### Source data
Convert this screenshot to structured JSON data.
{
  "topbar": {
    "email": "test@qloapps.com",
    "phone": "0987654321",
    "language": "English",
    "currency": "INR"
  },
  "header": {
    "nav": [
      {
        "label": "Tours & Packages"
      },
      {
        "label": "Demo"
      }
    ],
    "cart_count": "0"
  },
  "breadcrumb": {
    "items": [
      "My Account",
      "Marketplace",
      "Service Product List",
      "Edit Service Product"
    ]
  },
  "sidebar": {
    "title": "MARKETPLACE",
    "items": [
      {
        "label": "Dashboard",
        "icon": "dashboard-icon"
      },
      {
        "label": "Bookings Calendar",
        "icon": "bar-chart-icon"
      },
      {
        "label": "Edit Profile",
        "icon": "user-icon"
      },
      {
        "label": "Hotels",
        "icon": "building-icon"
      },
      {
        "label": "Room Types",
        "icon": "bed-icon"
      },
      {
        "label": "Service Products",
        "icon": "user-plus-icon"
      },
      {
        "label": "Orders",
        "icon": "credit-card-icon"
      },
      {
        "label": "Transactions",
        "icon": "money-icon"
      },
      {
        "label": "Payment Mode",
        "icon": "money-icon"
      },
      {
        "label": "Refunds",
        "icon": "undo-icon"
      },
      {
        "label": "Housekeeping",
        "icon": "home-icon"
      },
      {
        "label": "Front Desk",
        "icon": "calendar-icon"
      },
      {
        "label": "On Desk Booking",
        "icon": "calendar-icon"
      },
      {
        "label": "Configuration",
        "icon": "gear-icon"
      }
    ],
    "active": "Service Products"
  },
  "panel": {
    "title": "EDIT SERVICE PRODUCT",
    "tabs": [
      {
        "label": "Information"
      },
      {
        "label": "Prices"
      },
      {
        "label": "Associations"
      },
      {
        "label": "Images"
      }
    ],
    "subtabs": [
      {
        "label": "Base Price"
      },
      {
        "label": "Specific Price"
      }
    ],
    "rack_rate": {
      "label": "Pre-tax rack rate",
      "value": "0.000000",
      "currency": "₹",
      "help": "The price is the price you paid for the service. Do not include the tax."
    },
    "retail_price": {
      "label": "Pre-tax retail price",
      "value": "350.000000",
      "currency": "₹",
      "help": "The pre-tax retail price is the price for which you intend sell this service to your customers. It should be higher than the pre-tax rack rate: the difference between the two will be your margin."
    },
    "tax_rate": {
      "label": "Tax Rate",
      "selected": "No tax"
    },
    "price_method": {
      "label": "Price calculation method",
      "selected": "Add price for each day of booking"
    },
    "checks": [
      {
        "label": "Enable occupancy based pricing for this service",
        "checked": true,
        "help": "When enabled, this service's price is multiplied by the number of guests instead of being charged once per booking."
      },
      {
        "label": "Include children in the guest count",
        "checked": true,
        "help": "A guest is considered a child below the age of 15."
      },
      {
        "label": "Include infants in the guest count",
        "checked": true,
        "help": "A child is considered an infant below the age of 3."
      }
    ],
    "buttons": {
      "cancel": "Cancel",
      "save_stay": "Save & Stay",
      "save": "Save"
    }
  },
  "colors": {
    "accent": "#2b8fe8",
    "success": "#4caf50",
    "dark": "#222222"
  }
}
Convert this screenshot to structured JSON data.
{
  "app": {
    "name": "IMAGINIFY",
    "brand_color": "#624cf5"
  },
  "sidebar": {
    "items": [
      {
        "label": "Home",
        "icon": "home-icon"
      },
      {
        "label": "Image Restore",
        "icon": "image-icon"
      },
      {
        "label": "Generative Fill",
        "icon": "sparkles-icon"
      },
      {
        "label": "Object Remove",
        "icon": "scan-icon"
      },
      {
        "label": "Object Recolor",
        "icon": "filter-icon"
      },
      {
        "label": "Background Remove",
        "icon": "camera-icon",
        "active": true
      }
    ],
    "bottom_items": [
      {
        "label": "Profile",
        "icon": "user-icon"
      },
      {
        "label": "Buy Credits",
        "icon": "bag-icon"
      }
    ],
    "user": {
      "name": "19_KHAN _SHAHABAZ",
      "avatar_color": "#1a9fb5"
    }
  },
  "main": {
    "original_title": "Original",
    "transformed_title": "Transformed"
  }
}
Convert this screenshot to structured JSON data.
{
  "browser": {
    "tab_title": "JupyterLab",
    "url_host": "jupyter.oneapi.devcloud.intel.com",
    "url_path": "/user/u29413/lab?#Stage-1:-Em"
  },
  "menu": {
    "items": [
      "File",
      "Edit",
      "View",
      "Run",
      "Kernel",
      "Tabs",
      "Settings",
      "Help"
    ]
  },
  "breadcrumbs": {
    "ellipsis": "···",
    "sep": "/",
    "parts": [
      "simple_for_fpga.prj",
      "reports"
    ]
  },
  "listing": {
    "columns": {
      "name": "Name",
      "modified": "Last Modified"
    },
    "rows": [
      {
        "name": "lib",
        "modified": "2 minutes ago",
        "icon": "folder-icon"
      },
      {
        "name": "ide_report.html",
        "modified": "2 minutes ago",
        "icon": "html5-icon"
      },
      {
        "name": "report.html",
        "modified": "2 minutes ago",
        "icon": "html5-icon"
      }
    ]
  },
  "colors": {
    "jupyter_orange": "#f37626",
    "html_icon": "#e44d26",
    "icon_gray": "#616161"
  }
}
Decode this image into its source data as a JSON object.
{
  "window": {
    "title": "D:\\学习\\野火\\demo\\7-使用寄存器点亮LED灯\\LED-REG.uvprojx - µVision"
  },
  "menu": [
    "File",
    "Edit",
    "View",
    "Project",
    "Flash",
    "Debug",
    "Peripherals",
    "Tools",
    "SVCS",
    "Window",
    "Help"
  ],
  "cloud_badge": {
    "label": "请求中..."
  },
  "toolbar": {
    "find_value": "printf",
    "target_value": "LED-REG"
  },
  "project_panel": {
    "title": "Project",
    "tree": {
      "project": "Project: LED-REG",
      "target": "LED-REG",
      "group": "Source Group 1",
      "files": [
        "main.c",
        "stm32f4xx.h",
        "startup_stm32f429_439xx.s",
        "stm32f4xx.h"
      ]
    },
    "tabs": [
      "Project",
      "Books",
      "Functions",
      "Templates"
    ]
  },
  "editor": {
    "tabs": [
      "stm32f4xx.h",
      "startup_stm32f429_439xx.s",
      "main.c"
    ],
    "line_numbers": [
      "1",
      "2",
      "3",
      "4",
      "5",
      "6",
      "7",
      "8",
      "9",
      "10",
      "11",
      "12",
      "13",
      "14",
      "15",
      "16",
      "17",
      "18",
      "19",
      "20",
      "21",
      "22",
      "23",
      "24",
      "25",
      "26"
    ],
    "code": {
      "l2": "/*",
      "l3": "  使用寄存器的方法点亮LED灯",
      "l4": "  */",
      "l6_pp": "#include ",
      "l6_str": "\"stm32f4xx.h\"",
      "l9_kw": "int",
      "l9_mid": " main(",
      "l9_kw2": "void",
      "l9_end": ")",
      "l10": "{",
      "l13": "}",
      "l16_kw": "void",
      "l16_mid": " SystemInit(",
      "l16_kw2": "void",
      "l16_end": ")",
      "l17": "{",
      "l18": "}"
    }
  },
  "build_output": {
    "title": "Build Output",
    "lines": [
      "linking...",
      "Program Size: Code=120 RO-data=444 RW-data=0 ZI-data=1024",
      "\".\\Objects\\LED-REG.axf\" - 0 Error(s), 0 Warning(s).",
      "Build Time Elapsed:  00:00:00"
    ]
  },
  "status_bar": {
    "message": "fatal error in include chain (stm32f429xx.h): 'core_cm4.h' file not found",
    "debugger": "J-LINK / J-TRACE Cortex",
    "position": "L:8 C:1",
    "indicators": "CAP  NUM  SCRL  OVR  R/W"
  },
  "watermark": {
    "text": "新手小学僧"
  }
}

### Task statement
Retype the material in full, character for character.

### Exercise answer
Convert this screenshot to structured JSON data.
{
  "topbar": {
    "email": "test@qloapps.com",
    "phone": "0987654321",
    "language": "English",
    "currency": "INR"
  },
  "header": {
    "nav": [
      {
        "label": "Tours & Packages"
      },
      {
        "label": "Demo"
      }
    ],
    "cart_count": "0"
  },
  "breadcrumb": {
    "items": [
      "My Account",
      "Marketplace",
      "Service Product List",
      "Edit Service Product"
    ]
  },
  "sidebar": {
    "title": "MARKETPLACE",
    "items": [
      {
        "label": "Dashboard",
        "icon": "dashboard-icon"
      },
      {
        "label": "Bookings Calendar",
        "icon": "bar-chart-icon"
      },
      {
        "label": "Edit Profile",
        "icon": "user-icon"
      },
      {
        "label": "Hotels",
        "icon": "building-icon"
      },
      {
        "label": "Room Types",
        "icon": "bed-icon"
      },
      {
        "label": "Service Products",
        "icon": "user-plus-icon"
      },
      {
        "label": "Orders",
        "icon": "credit-card-icon"
      },
      {
        "label": "Transactions",
        "icon": "money-icon"
      },
      {
        "label": "Payment Mode",
        "icon": "money-icon"
      },
      {
        "label": "Refunds",
        "icon": "undo-icon"
      },
      {
        "label": "Housekeeping",
        "icon": "home-icon"
      },
      {
        "label": "Front Desk",
        "icon": "calendar-icon"
      },
      {
        "label": "On Desk Booking",
        "icon": "calendar-icon"
      },
      {
        "label": "Configuration",
        "icon": "gear-icon"
      }
    ],
    "active": "Service Products"
  },
  "panel": {
    "title": "EDIT SERVICE PRODUCT",
    "tabs": [
      {
        "label": "Information"
      },
      {
        "label": "Prices"
      },
      {
        "label": "Associations"
      },
      {
        "label": "Images"
      }
    ],
    "subtabs": [
      {
        "label": "Base Price"
      },
      {
        "label": "Specific Price"
      }
    ],
    "rack_rate": {
      "label": "Pre-tax rack rate",
      "value": "0.000000",
      "currency": "₹",
      "help": "The price is the price you paid for the service. Do not include the tax."
    },
    "retail_price": {
      "label": "Pre-tax retail price",
      "value": "350.000000",
      "currency": "₹",
      "help": "The pre-tax retail price is the price for which you intend sell this service to your customers. It should be higher than the pre-tax rack rate: the difference between the two will be your margin."
    },
    "tax_rate": {
      "label": "Tax Rate",
      "selected": "No tax"
    },
    "price_method": {
      "label": "Price calculation method",
      "selected": "Add price for each day of booking"
    },
    "checks": [
      {
        "label": "Enable occupancy based pricing for this service",
        "checked": true,
        "help": "When enabled, this service's price is multiplied by the number of guests instead of being charged once per booking."
      },
      {
        "label": "Include children in the guest count",
        "checked": true,
        "help": "A guest is considered a child below the age of 15."
      },
      {
        "label": "Include infants in the guest count",
        "checked": true,
        "help": "A child is considered an infant below the age of 3."
      }
    ],
    "buttons": {
      "cancel": "Cancel",
      "save_stay": "Save & Stay",
      "save": "Save"
    }
  },
  "colors": {
    "accent": "#2b8fe8",
    "success": "#4caf50",
    "dark": "#222222"
  }
}
Convert this screenshot to structured JSON data.
{
  "app": {
    "name": "IMAGINIFY",
    "brand_color": "#624cf5"
  },
  "sidebar": {
    "items": [
      {
        "label": "Home",
        "icon": "home-icon"
      },
      {
        "label": "Image Restore",
        "icon": "image-icon"
      },
      {
        "label": "Generative Fill",
        "icon": "sparkles-icon"
      },
      {
        "label": "Object Remove",
        "icon": "scan-icon"
      },
      {
        "label": "Object Recolor",
        "icon": "filter-icon"
      },
      {
        "label": "Background Remove",
        "icon": "camera-icon",
        "active": true
      }
    ],
    "bottom_items": [
      {
        "label": "Profile",
        "icon": "user-icon"
      },
      {
        "label": "Buy Credits",
        "icon": "bag-icon"
      }
    ],
    "user": {
      "name": "19_KHAN _SHAHABAZ",
      "avatar_color": "#1a9fb5"
    }
  },
  "main": {
    "original_title": "Original",
    "transformed_title": "Transformed"
  }
}
Convert this screenshot to structured JSON data.
{
  "browser": {
    "tab_title": "JupyterLab",
    "url_host": "jupyter.oneapi.devcloud.intel.com",
    "url_path": "/user/u29413/lab?#Stage-1:-Em"
  },
  "menu": {
    "items": [
      "File",
      "Edit",
      "View",
      "Run",
      "Kernel",
      "Tabs",
      "Settings",
      "Help"
    ]
  },
  "breadcrumbs": {
    "ellipsis": "···",
    "sep": "/",
    "parts": [
      "simple_for_fpga.prj",
      "reports"
    ]
  },
  "listing": {
    "columns": {
      "name": "Name",
      "modified": "Last Modified"
    },
    "rows": [
      {
        "name": "lib",
        "modified": "2 minutes ago",
        "icon": "folder-icon"
      },
      {
        "name": "ide_report.html",
        "modified": "2 minutes ago",
        "icon": "html5-icon"
      },
      {
        "name": "report.html",
        "modified": "2 minutes ago",
        "icon": "html5-icon"
      }
    ]
  },
  "colors": {
    "jupyter_orange": "#f37626",
    "html_icon": "#e44d26",
    "icon_gray": "#616161"
  }
}
Decode this image into its source data as a JSON object.
{
  "window": {
    "title": "D:\\学习\\野火\\demo\\7-使用寄存器点亮LED灯\\LED-REG.uvprojx - µVision"
  },
  "menu": [
    "File",
    "Edit",
    "View",
    "Project",
    "Flash",
    "Debug",
    "Peripherals",
    "Tools",
    "SVCS",
    "Window",
    "Help"
  ],
  "cloud_badge": {
    "label": "请求中..."
  },
  "toolbar": {
    "find_value": "printf",
    "target_value": "LED-REG"
  },
  "project_panel": {
    "title": "Project",
    "tree": {
      "project": "Project: LED-REG",
      "target": "LED-REG",
      "group": "Source Group 1",
      "files": [
        "main.c",
        "stm32f4xx.h",
        "startup_stm32f429_439xx.s",
        "stm32f4xx.h"
      ]
    },
    "tabs": [
      "Project",
      "Books",
      "Functions",
      "Templates"
    ]
  },
  "editor": {
    "tabs": [
      "stm32f4xx.h",
      "startup_stm32f429_439xx.s",
      "main.c"
    ],
    "line_numbers": [
      "1",
      "2",
      "3",
      "4",
      "5",
      "6",
      "7",
      "8",
      "9",
      "10",
      "11",
      "12",
      "13",
      "14",
      "15",
      "16",
      "17",
      "18",
      "19",
      "20",
      "21",
      "22",
      "23",
      "24",
      "25",
      "26"
    ],
    "code": {
      "l2": "/*",
      "l3": "  使用寄存器的方法点亮LED灯",
      "l4": "  */",
      "l6_pp": "#include ",
      "l6_str": "\"stm32f4xx.h\"",
      "l9_kw": "int",
      "l9_mid": " main(",
      "l9_kw2": "void",
      "l9_end": ")",
      "l10": "{",
      "l13": "}",
      "l16_kw": "void",
      "l16_mid": " SystemInit(",
      "l16_kw2": "void",
      "l16_end": ")",
      "l17": "{",
      "l18": "}"
    }
  },
  "build_output": {
    "title": "Build Output",
    "lines": [
      "linking...",
      "Program Size: Code=120 RO-data=444 RW-data=0 ZI-data=1024",
      "\".\\Objects\\LED-REG.axf\" - 0 Error(s), 0 Warning(s).",
      "Build Time Elapsed:  00:00:00"
    ]
  },
  "status_bar": {
    "message": "fatal error in include chain (stm32f429xx.h): 'core_cm4.h' file not found",
    "debugger": "J-LINK / J-TRACE Cortex",
    "position": "L:8 C:1",
    "indicators": "CAP  NUM  SCRL  OVR  R/W"
  },
  "watermark": {
    "text": "新手小学僧"
  }
}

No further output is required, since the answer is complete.